REQUIREMENTS -
Using the material below, work out how many lines contain the word "description". Reply with the number and nothing more.

RECORDS FOR THIS EXERCISE -
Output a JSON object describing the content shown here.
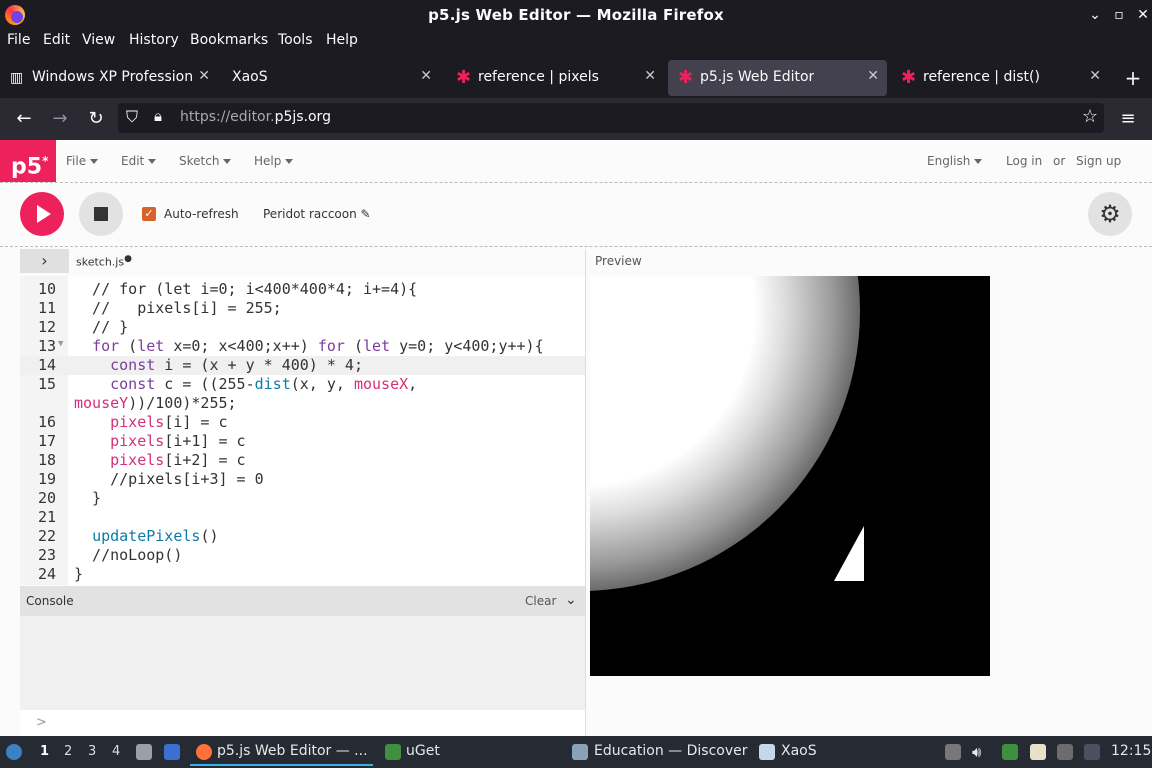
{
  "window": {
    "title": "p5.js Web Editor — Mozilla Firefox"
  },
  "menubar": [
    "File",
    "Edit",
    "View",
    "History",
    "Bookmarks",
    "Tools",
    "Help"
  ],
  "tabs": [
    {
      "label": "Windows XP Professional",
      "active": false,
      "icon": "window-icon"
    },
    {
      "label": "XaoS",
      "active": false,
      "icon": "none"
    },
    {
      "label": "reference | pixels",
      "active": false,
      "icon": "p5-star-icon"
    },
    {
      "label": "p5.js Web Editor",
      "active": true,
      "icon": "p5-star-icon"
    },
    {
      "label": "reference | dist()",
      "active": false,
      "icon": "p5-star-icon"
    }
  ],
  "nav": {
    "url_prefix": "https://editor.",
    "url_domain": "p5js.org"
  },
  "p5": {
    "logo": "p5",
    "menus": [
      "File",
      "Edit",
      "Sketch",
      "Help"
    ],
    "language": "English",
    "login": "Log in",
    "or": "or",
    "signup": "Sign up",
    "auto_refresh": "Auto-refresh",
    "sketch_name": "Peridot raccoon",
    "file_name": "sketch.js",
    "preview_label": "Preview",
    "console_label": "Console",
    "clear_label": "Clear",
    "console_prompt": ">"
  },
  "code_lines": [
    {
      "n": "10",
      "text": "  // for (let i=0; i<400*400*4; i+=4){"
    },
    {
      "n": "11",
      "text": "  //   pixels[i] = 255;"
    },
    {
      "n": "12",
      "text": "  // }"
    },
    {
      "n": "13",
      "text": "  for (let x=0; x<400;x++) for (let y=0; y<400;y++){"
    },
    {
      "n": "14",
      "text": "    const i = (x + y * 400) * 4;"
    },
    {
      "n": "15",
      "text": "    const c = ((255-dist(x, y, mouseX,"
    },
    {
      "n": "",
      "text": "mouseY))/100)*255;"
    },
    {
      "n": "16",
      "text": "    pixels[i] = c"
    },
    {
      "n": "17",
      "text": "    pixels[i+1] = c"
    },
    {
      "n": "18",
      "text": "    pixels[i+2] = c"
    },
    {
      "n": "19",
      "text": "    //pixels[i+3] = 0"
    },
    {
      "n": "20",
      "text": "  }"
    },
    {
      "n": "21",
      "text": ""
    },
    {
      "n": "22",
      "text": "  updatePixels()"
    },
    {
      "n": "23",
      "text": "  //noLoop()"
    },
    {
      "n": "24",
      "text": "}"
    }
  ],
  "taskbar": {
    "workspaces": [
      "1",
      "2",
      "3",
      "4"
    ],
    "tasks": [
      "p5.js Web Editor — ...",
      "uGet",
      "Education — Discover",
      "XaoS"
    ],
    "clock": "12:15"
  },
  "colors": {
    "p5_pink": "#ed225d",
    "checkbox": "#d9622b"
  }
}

...

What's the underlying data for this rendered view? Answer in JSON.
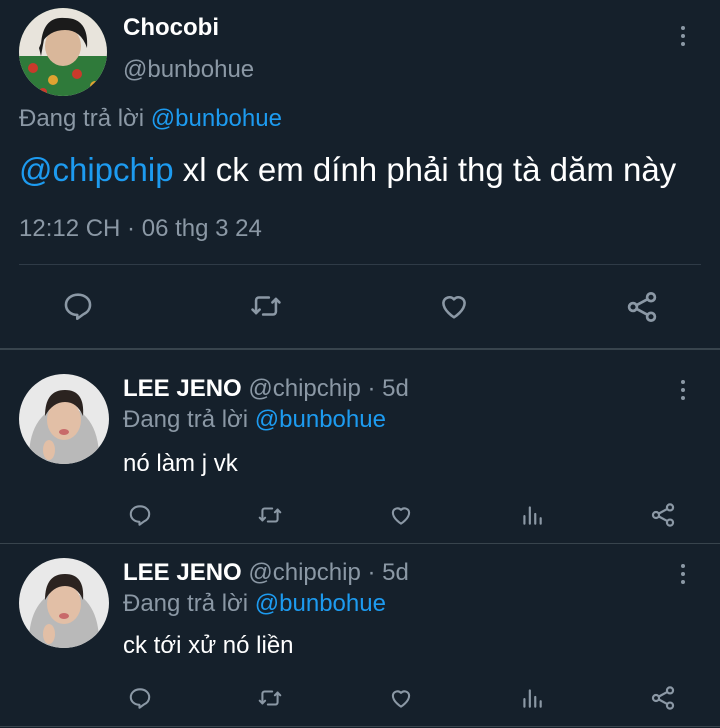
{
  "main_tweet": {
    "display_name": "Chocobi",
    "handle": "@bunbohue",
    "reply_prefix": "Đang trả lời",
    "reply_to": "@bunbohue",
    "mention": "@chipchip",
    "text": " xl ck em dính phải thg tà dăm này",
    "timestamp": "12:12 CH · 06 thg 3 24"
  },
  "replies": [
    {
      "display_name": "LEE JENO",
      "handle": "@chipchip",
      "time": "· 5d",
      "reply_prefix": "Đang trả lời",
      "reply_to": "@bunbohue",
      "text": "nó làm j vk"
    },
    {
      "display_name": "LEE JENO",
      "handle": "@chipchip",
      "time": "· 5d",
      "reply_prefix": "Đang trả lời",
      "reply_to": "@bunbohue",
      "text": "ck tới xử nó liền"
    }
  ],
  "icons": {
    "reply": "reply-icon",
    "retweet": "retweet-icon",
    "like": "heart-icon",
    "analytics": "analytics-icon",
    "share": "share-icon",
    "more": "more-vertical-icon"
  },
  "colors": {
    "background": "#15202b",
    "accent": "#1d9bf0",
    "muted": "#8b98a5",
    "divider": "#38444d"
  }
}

--

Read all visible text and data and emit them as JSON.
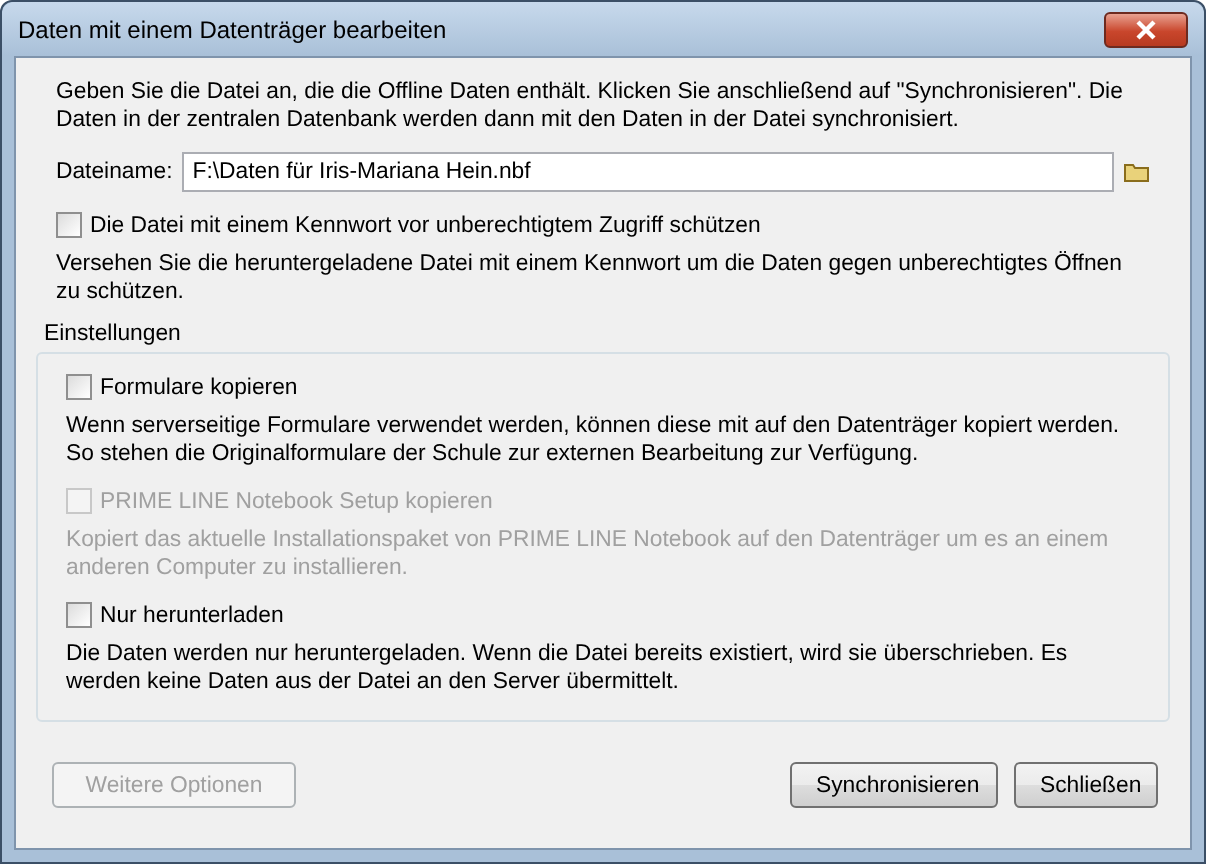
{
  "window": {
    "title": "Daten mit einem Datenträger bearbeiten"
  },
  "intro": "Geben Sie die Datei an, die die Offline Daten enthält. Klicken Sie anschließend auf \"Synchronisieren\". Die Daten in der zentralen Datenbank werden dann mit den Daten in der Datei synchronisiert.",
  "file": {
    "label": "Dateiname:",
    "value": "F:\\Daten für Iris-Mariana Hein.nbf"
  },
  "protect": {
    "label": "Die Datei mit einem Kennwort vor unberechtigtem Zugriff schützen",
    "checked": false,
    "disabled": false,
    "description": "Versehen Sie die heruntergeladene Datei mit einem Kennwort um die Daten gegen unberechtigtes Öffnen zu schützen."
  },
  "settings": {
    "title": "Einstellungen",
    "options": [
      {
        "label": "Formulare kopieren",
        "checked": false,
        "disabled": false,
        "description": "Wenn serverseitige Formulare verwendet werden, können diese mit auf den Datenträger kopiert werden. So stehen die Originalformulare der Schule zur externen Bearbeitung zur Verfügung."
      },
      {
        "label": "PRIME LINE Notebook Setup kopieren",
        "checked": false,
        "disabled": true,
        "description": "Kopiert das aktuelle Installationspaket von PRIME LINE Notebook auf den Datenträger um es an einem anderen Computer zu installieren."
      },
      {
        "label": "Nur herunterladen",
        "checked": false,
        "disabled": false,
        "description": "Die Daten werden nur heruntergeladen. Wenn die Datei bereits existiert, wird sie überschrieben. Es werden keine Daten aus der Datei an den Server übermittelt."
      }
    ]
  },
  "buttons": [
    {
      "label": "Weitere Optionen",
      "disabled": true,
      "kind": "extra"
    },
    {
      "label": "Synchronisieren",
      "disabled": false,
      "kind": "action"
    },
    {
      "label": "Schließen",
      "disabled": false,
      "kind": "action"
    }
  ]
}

EXERCISE OUTPUT -
4